=== TEXT EXCERPT ===
◇ ◇ ◇

Wednesday 26 March 2014

Prisoners - Crime-by-numbers

If you found a box that said 'well-executed crime thriller' on it, and pulled out a reel of film, it would probably be a copy of Prisoners.  Hugh Jackman plays Keller Dover, a father who's daughter has vanished, presumed kidnapped by local weirdo Alex Jones.  Jake Gyllenhaal is the police officer who is on the case, on one hand trying to find the girls, and on the other hand trying to stop Dover from taking justice into his own hands.  Dover though, is a bit of a gun nut.  One of those self-sufficient nuclear-apocalypse-preparing-for oddballs who exist in the states, so when the law turn up and tell him to get off Jones' case, he isn't going to listen.

So this is all pretty generic stuff.  We've got a classic case of child abduction that everyone assumes the weird paedo-looking guy is responsible for.  We've got a gung-ho father taking the law into his own hands.  We've got the classic law versus vigilante thing happening.  We've got a twist at the end and a nice moral comeuppance to round things off.  We even have the tiniest sliver of an open ending.  I'm not trying to say that there's anything wrong with Prisoners for being a little generic, just pointing out that it isn't really doing anything new.

In fact, beyond that I don't think there's anything to criticise.  There are a few holes you could pick once you realise the twist, the stuff about DNA evidence just after the kidnapping doesn't make any sense for example, but overall its characters are ok, it's solid on a scene-to-scene basis and sets up interesting moral dilemmas.  For a film like this, it's basically about the twist, deceiving the audience and misleading them into making a few assumptions too many and then breaking the reveal at a suitable point late on in the final act.  And in that sense, Prisoners is absolutely solid.  Unremarkable, but solid.

◇ ◇ ◇

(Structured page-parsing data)
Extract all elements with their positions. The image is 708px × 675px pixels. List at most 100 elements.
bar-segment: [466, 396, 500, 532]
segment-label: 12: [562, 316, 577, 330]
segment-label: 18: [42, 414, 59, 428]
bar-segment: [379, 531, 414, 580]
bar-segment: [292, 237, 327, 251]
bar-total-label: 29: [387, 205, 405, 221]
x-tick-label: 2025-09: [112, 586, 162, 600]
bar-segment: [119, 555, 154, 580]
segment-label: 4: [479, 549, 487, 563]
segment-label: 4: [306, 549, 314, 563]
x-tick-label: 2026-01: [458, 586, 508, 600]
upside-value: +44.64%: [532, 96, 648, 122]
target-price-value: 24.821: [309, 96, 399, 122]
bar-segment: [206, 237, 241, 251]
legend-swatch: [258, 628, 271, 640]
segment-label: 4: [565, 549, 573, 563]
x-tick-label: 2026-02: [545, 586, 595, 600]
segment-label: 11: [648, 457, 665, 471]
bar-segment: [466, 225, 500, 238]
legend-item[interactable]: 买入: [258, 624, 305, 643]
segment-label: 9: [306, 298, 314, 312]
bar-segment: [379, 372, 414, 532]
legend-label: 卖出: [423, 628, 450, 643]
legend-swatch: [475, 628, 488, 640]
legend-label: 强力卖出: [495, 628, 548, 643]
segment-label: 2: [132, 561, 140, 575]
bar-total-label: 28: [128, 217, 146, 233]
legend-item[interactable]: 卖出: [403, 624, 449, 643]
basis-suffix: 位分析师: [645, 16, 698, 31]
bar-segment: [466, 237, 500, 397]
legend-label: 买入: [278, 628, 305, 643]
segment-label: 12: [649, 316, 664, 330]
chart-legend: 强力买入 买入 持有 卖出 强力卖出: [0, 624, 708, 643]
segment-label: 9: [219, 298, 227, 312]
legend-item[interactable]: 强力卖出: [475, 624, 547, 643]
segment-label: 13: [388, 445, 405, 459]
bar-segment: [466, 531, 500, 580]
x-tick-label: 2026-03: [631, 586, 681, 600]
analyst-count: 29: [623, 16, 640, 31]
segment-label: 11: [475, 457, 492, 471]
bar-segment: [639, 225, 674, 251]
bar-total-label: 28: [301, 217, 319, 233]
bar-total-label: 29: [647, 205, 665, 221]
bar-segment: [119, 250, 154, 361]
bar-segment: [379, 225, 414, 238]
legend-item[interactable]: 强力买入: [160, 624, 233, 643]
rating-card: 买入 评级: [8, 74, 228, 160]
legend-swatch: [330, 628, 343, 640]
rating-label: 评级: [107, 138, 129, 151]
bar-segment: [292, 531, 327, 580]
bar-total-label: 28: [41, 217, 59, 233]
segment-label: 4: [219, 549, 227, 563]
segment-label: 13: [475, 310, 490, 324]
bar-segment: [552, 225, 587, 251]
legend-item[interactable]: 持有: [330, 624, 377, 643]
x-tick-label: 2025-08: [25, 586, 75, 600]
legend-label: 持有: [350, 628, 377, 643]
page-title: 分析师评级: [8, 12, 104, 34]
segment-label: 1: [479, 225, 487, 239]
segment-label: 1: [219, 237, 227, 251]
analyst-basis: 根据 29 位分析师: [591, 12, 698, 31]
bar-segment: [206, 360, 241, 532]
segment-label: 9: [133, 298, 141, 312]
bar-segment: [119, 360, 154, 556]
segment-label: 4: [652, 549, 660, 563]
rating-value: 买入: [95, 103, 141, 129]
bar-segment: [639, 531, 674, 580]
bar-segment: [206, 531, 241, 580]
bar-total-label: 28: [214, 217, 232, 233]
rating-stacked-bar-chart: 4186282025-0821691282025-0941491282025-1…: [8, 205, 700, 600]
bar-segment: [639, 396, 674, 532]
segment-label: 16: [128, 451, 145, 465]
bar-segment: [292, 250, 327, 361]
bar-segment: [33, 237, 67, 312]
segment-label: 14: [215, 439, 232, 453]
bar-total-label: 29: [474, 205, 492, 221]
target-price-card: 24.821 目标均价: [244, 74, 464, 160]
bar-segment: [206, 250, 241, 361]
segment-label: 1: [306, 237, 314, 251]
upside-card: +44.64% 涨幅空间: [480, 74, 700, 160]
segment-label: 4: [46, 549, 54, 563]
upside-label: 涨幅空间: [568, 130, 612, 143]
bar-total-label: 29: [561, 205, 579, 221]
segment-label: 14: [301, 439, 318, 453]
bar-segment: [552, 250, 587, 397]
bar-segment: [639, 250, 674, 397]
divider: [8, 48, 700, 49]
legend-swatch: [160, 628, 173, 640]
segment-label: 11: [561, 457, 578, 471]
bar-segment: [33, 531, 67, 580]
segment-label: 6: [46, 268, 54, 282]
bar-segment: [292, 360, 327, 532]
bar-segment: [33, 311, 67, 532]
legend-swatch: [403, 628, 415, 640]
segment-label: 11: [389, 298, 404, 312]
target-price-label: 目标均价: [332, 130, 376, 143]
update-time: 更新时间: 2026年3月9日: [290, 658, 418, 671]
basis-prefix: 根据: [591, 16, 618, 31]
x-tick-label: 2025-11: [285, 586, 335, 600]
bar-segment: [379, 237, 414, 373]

◇ ◇ ◇

Copy out the entire review of the film Prisoners, word for word, from the date line to its final sentence.

Wednesday 26 March 2014

Prisoners - Crime-by-numbers

If you found a box that said 'well-executed crime thriller' on it, and pulled out a reel of film, it would probably be a copy of Prisoners.  Hugh Jackman plays Keller Dover, a father who's daughter has vanished, presumed kidnapped by local weirdo Alex Jones.  Jake Gyllenhaal is the police officer who is on the case, on one hand trying to find the girls, and on the other hand trying to stop Dover from taking justice into his own hands.  Dover though, is a bit of a gun nut.  One of those self-sufficient nuclear-apocalypse-preparing-for oddballs who exist in the states, so when the law turn up and tell him to get off Jones' case, he isn't going to listen.

So this is all pretty generic stuff.  We've got a classic case of child abduction that everyone assumes the weird paedo-looking guy is responsible for.  We've got a gung-ho father taking the law into his own hands.  We've got the classic law versus vigilante thing happening.  We've got a twist at the end and a nice moral comeuppance to round things off.  We even have the tiniest sliver of an open ending.  I'm not trying to say that there's anything wrong with Prisoners for being a little generic, just pointing out that it isn't really doing anything new.

In fact, beyond that I don't think there's anything to criticise.  There are a few holes you could pick once you realise the twist, the stuff about DNA evidence just after the kidnapping doesn't make any sense for example, but overall its characters are ok, it's solid on a scene-to-scene basis and sets up interesting moral dilemmas.  For a film like this, it's basically about the twist, deceiving the audience and misleading them into making a few assumptions too many and then breaking the reveal at a suitable point late on in the final act.  And in that sense, Prisoners is absolutely solid.  Unremarkable, but solid.